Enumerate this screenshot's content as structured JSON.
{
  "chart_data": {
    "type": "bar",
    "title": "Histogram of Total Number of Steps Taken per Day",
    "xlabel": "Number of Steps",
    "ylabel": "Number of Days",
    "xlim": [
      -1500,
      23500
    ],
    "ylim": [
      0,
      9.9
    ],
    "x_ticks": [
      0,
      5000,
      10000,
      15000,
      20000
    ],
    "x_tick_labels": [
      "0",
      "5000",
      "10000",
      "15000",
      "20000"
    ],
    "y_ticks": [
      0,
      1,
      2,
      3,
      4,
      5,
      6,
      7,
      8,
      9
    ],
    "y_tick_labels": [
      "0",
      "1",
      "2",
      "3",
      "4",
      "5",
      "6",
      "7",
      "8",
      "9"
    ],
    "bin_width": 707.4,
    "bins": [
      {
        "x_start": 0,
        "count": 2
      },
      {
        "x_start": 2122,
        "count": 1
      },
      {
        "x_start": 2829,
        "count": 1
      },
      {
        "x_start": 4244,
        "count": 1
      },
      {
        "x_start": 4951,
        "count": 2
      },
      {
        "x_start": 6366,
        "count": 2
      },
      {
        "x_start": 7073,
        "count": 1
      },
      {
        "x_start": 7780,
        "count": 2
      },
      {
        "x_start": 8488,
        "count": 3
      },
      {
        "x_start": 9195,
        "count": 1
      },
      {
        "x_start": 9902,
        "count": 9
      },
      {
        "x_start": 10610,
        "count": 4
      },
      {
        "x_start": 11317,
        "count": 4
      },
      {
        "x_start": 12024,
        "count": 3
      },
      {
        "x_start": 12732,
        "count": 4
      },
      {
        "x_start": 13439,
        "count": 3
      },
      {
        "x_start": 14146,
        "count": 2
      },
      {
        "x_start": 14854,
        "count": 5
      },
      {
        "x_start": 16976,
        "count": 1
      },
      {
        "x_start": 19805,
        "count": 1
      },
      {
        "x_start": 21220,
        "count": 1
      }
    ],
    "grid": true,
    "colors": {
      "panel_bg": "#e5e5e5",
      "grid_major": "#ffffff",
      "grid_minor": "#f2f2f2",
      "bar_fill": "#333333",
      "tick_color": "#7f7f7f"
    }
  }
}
--------------------
WHAT IS REQUIRED:
Word for word, extract all the records.

COMPLETE ANSWER:
Enumerate this screenshot's content as structured JSON.
{
  "chart_data": {
    "type": "bar",
    "title": "Histogram of Total Number of Steps Taken per Day",
    "xlabel": "Number of Steps",
    "ylabel": "Number of Days",
    "xlim": [
      -1500,
      23500
    ],
    "ylim": [
      0,
      9.9
    ],
    "x_ticks": [
      0,
      5000,
      10000,
      15000,
      20000
    ],
    "x_tick_labels": [
      "0",
      "5000",
      "10000",
      "15000",
      "20000"
    ],
    "y_ticks": [
      0,
      1,
      2,
      3,
      4,
      5,
      6,
      7,
      8,
      9
    ],
    "y_tick_labels": [
      "0",
      "1",
      "2",
      "3",
      "4",
      "5",
      "6",
      "7",
      "8",
      "9"
    ],
    "bin_width": 707.4,
    "bins": [
      {
        "x_start": 0,
        "count": 2
      },
      {
        "x_start": 2122,
        "count": 1
      },
      {
        "x_start": 2829,
        "count": 1
      },
      {
        "x_start": 4244,
        "count": 1
      },
      {
        "x_start": 4951,
        "count": 2
      },
      {
        "x_start": 6366,
        "count": 2
      },
      {
        "x_start": 7073,
        "count": 1
      },
      {
        "x_start": 7780,
        "count": 2
      },
      {
        "x_start": 8488,
        "count": 3
      },
      {
        "x_start": 9195,
        "count": 1
      },
      {
        "x_start": 9902,
        "count": 9
      },
      {
        "x_start": 10610,
        "count": 4
      },
      {
        "x_start": 11317,
        "count": 4
      },
      {
        "x_start": 12024,
        "count": 3
      },
      {
        "x_start": 12732,
        "count": 4
      },
      {
        "x_start": 13439,
        "count": 3
      },
      {
        "x_start": 14146,
        "count": 2
      },
      {
        "x_start": 14854,
        "count": 5
      },
      {
        "x_start": 16976,
        "count": 1
      },
      {
        "x_start": 19805,
        "count": 1
      },
      {
        "x_start": 21220,
        "count": 1
      }
    ],
    "grid": true,
    "colors": {
      "panel_bg": "#e5e5e5",
      "grid_major": "#ffffff",
      "grid_minor": "#f2f2f2",
      "bar_fill": "#333333",
      "tick_color": "#7f7f7f"
    }
  }
}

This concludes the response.